◆ **PROVIDED RECORDS**:
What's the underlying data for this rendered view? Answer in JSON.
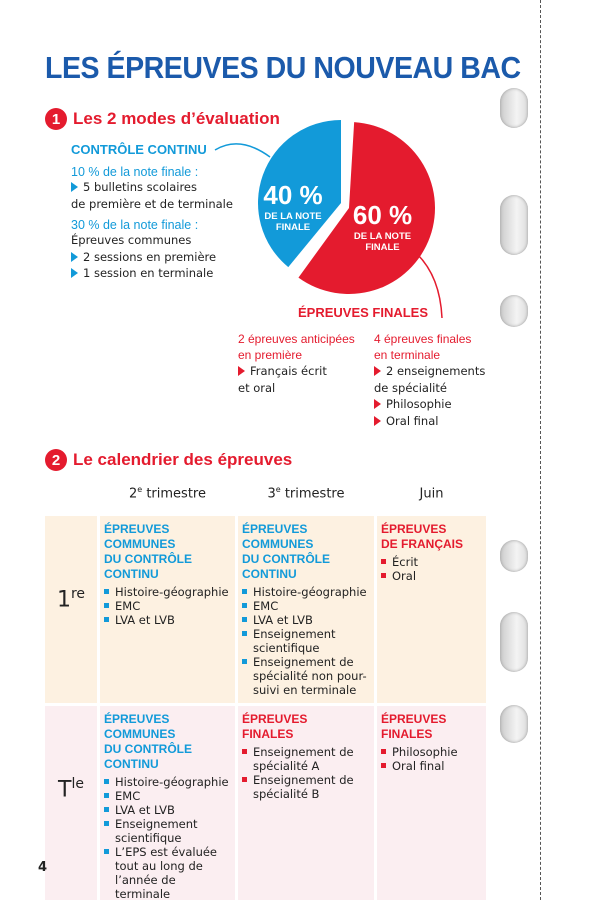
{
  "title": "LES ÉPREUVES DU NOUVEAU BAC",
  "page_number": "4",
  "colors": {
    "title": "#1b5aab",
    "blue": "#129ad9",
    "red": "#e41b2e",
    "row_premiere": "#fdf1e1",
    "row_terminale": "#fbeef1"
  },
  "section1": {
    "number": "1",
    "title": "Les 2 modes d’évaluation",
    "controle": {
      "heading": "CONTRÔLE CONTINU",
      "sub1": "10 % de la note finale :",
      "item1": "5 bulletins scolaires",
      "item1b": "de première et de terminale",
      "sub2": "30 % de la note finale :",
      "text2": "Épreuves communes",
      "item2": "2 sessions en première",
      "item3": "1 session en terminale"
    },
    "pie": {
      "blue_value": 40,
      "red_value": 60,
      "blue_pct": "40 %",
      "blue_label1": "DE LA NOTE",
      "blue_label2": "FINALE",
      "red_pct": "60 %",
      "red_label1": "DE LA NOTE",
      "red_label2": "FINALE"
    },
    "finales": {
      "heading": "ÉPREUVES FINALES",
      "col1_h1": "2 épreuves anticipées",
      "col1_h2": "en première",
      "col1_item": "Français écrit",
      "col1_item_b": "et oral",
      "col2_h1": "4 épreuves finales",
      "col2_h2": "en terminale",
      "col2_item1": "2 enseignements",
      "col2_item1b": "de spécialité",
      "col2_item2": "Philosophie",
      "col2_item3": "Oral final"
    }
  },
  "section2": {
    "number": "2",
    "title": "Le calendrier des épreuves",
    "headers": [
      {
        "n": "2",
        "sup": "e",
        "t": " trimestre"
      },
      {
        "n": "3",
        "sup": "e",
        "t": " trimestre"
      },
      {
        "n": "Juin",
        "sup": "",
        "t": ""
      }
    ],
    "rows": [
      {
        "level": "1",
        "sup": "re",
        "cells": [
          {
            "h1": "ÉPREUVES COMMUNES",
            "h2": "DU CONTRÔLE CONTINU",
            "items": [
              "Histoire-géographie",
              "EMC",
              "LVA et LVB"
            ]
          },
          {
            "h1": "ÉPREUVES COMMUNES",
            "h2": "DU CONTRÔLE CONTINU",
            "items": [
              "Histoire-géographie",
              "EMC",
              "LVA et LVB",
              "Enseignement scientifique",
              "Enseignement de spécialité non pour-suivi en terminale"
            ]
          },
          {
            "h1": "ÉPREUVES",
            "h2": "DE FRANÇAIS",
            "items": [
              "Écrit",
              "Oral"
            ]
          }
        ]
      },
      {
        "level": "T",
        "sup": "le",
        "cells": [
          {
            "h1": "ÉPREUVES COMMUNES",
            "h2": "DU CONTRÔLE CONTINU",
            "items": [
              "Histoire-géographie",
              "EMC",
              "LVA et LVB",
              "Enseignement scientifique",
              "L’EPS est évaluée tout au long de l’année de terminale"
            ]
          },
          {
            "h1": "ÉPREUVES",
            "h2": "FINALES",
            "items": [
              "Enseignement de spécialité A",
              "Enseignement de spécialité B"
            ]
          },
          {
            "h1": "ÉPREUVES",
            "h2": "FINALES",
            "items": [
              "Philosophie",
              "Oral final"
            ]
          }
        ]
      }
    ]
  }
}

◆ **AIM OF THE TASK**: Each record must be quoted in full and exactly. Do not include the pictures.

◆ **WORKED ANSWER**:
What's the underlying data for this rendered view? Answer in JSON.
{
  "title": "LES ÉPREUVES DU NOUVEAU BAC",
  "page_number": "4",
  "colors": {
    "title": "#1b5aab",
    "blue": "#129ad9",
    "red": "#e41b2e",
    "row_premiere": "#fdf1e1",
    "row_terminale": "#fbeef1"
  },
  "section1": {
    "number": "1",
    "title": "Les 2 modes d’évaluation",
    "controle": {
      "heading": "CONTRÔLE CONTINU",
      "sub1": "10 % de la note finale :",
      "item1": "5 bulletins scolaires",
      "item1b": "de première et de terminale",
      "sub2": "30 % de la note finale :",
      "text2": "Épreuves communes",
      "item2": "2 sessions en première",
      "item3": "1 session en terminale"
    },
    "pie": {
      "blue_value": 40,
      "red_value": 60,
      "blue_pct": "40 %",
      "blue_label1": "DE LA NOTE",
      "blue_label2": "FINALE",
      "red_pct": "60 %",
      "red_label1": "DE LA NOTE",
      "red_label2": "FINALE"
    },
    "finales": {
      "heading": "ÉPREUVES FINALES",
      "col1_h1": "2 épreuves anticipées",
      "col1_h2": "en première",
      "col1_item": "Français écrit",
      "col1_item_b": "et oral",
      "col2_h1": "4 épreuves finales",
      "col2_h2": "en terminale",
      "col2_item1": "2 enseignements",
      "col2_item1b": "de spécialité",
      "col2_item2": "Philosophie",
      "col2_item3": "Oral final"
    }
  },
  "section2": {
    "number": "2",
    "title": "Le calendrier des épreuves",
    "headers": [
      {
        "n": "2",
        "sup": "e",
        "t": " trimestre"
      },
      {
        "n": "3",
        "sup": "e",
        "t": " trimestre"
      },
      {
        "n": "Juin",
        "sup": "",
        "t": ""
      }
    ],
    "rows": [
      {
        "level": "1",
        "sup": "re",
        "cells": [
          {
            "h1": "ÉPREUVES COMMUNES",
            "h2": "DU CONTRÔLE CONTINU",
            "items": [
              "Histoire-géographie",
              "EMC",
              "LVA et LVB"
            ]
          },
          {
            "h1": "ÉPREUVES COMMUNES",
            "h2": "DU CONTRÔLE CONTINU",
            "items": [
              "Histoire-géographie",
              "EMC",
              "LVA et LVB",
              "Enseignement scientifique",
              "Enseignement de spécialité non pour-suivi en terminale"
            ]
          },
          {
            "h1": "ÉPREUVES",
            "h2": "DE FRANÇAIS",
            "items": [
              "Écrit",
              "Oral"
            ]
          }
        ]
      },
      {
        "level": "T",
        "sup": "le",
        "cells": [
          {
            "h1": "ÉPREUVES COMMUNES",
            "h2": "DU CONTRÔLE CONTINU",
            "items": [
              "Histoire-géographie",
              "EMC",
              "LVA et LVB",
              "Enseignement scientifique",
              "L’EPS est évaluée tout au long de l’année de terminale"
            ]
          },
          {
            "h1": "ÉPREUVES",
            "h2": "FINALES",
            "items": [
              "Enseignement de spécialité A",
              "Enseignement de spécialité B"
            ]
          },
          {
            "h1": "ÉPREUVES",
            "h2": "FINALES",
            "items": [
              "Philosophie",
              "Oral final"
            ]
          }
        ]
      }
    ]
  }
}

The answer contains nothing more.